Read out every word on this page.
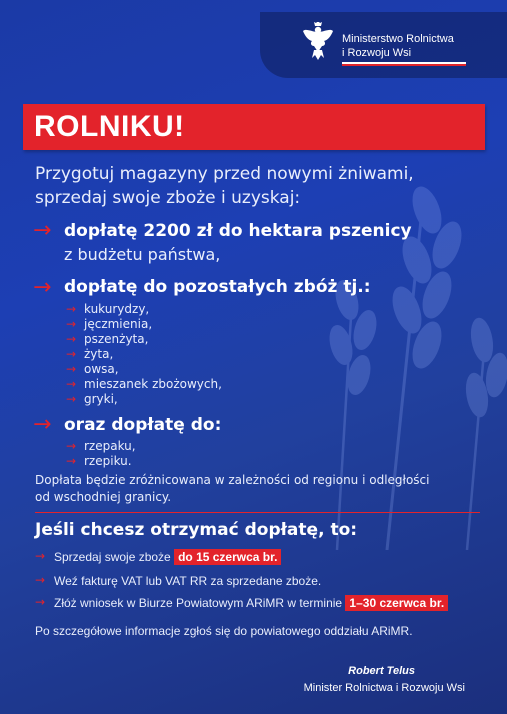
Ministerstwo Rolnictwa
i Rozwoju Wsi
ROLNIKU!
Przygotuj magazyny przed nowymi żniwami,
sprzedaj swoje zboże i uzyskaj:
→ dopłatę 2200 zł do hektara pszenicy
z budżetu państwa,
→ dopłatę do pozostałych zbóż tj.:
→ kukurydzy,
→ jęczmienia,
→ pszenżyta,
→ żyta,
→ owsa,
→ mieszanek zbożowych,
→ gryki,
→ oraz dopłatę do:
→ rzepaku,
→ rzepiku.
Dopłata będzie zróżnicowana w zależności od regionu i odległości
od wschodniej granicy.
Jeśli chcesz otrzymać dopłatę, to:
→ Sprzedaj swoje zboże do 15 czerwca br.
→ Weź fakturę VAT lub VAT RR za sprzedane zboże.
→ Złóż wniosek w Biurze Powiatowym ARiMR w terminie 1–30 czerwca br.
Po szczegółowe informacje zgłoś się do powiatowego oddziału ARiMR.
Robert Telus
Minister Rolnictwa i Rozwoju Wsi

+++++

▸ Directive
Gather each line holding the string "zboże".

▸ Complete answer
sprzedaj swoje zboże i uzyskaj:
→ Sprzedaj swoje zboże do 15 czerwca br.
→ Weź fakturę VAT lub VAT RR za sprzedane zboże.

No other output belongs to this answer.